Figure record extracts
--------------------
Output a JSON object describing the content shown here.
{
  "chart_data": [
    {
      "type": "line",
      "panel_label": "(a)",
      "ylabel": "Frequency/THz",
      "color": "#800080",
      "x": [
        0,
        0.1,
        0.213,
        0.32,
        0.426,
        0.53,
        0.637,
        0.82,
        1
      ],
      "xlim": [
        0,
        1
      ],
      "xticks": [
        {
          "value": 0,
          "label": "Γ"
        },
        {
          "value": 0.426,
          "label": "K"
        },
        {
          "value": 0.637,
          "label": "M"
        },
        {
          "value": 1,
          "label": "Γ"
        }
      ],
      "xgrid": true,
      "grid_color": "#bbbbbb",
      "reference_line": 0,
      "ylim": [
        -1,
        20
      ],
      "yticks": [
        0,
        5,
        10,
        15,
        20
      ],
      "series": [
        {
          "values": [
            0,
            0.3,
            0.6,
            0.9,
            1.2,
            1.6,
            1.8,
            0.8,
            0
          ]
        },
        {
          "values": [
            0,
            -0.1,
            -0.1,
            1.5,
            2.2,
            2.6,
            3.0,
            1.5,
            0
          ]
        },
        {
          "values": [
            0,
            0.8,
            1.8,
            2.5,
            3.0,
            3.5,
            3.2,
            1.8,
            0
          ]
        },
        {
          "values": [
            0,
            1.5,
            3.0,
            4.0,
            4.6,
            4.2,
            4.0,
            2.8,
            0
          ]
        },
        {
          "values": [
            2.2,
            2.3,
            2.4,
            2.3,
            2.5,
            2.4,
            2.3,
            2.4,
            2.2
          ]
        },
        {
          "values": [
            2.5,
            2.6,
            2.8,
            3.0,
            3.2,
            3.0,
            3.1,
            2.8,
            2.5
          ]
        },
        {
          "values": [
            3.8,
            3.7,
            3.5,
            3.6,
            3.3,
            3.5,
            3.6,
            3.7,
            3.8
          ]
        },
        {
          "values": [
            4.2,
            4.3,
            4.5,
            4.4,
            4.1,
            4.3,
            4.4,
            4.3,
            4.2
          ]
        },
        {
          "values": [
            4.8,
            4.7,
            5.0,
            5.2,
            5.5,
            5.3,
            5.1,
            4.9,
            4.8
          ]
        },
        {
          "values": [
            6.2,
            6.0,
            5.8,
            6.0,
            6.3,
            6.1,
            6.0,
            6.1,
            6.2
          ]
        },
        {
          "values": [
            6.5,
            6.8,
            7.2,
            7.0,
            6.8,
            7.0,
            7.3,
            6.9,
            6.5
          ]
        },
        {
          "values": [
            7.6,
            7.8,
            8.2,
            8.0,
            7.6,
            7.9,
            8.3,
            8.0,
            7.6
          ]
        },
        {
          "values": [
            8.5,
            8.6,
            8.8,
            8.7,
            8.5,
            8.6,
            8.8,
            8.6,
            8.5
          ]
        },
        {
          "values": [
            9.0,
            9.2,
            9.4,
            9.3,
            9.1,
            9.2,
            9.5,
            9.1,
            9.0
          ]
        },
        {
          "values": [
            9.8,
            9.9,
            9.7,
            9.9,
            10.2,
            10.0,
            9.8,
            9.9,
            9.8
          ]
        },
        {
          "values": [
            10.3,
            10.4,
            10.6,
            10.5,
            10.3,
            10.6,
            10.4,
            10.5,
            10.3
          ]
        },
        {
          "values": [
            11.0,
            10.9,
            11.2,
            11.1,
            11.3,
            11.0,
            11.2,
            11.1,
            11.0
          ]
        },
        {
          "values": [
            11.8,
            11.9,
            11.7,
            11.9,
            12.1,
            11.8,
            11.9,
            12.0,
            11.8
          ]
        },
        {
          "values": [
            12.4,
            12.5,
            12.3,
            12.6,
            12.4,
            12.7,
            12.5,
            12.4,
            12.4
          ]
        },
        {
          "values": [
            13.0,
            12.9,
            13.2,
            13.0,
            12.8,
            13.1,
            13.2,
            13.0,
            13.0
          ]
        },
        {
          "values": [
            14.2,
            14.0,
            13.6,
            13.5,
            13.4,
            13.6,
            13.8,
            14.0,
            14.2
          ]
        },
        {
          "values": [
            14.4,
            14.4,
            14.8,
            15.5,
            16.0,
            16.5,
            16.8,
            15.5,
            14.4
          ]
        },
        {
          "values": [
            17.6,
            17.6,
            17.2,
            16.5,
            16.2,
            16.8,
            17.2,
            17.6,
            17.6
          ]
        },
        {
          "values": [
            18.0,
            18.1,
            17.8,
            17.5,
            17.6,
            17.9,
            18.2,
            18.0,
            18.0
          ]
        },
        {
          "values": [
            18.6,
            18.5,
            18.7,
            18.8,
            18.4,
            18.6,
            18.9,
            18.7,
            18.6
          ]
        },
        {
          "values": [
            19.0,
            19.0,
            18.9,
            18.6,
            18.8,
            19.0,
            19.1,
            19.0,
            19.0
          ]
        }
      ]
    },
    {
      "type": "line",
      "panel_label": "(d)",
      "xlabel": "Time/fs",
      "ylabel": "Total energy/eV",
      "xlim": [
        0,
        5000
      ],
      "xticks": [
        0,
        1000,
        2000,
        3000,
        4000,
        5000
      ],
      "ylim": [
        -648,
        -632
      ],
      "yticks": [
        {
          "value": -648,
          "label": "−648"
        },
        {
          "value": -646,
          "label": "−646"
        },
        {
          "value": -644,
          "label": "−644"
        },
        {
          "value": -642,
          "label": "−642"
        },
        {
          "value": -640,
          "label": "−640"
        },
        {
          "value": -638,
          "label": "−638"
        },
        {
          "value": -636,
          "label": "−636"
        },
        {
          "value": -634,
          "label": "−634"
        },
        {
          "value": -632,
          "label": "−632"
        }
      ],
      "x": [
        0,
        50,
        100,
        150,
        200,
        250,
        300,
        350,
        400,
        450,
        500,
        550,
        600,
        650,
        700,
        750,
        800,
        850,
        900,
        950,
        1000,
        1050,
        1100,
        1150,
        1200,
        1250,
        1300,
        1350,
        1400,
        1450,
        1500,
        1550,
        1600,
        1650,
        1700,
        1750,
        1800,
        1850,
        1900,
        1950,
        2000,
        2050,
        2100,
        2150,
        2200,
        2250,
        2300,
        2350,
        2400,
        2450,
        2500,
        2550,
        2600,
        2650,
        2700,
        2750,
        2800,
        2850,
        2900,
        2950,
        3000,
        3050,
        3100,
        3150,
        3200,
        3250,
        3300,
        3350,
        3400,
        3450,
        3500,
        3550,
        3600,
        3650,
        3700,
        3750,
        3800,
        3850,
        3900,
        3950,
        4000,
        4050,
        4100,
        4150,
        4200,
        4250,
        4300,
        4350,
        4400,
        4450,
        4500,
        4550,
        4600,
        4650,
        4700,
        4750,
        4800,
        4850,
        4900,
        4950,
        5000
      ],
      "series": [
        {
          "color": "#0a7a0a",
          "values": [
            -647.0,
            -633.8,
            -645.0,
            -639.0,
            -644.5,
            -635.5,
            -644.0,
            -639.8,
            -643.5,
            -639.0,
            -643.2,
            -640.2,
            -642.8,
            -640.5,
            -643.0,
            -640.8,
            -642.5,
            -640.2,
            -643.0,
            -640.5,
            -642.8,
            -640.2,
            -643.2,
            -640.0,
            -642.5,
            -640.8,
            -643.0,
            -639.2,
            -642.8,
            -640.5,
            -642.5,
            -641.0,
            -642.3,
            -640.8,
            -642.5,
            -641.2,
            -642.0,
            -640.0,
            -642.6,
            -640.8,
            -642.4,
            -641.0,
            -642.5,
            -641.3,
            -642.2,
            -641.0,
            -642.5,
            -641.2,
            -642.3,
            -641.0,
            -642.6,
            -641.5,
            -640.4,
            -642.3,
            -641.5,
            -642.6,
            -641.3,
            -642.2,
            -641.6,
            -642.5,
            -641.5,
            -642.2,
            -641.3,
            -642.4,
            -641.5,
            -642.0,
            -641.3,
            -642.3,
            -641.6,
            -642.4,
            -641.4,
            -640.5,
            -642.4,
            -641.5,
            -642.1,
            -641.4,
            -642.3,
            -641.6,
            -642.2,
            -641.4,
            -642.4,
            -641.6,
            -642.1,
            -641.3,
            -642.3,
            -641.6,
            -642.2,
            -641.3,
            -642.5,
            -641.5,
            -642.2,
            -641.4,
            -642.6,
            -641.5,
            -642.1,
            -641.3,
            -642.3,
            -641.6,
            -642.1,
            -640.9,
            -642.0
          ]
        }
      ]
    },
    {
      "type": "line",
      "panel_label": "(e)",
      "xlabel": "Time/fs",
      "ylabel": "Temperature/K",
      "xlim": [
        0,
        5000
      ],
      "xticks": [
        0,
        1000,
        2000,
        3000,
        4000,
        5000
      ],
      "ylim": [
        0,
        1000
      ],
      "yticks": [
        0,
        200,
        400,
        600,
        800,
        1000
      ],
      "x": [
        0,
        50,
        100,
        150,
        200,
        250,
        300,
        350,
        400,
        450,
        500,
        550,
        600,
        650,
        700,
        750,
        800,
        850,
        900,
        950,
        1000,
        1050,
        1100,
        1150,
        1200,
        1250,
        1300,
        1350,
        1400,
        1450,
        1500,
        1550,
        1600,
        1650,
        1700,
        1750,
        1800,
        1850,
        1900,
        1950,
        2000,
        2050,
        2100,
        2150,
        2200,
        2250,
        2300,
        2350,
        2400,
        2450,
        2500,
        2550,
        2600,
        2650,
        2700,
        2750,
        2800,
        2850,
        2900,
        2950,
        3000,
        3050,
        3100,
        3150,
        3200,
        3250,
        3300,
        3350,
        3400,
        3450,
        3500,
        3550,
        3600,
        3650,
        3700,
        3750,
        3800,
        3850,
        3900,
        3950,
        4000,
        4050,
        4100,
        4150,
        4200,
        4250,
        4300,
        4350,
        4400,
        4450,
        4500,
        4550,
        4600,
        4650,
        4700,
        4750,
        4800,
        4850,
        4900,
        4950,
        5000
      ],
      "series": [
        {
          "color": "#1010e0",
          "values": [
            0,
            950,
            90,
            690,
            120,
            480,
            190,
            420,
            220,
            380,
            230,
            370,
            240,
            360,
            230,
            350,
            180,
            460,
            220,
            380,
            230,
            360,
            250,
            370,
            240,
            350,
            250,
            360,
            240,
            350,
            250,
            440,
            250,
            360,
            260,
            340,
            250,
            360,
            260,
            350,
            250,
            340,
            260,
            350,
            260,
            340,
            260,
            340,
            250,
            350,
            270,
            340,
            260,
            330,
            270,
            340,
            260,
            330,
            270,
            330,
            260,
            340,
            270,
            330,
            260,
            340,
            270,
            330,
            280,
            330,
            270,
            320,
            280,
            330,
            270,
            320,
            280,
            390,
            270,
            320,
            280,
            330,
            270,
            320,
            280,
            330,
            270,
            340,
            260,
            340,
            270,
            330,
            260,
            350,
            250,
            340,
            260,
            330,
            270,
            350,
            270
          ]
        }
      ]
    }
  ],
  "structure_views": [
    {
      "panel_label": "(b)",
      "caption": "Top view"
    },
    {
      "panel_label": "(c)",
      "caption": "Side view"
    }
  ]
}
--------------------
TASK OBJECTIVE
Search the records for the string "ylabel" and return every line in which it occurs.

WORKED ANSWER
      "ylabel": "Frequency/THz",
      "ylabel": "Total energy/eV",
      "ylabel": "Temperature/K",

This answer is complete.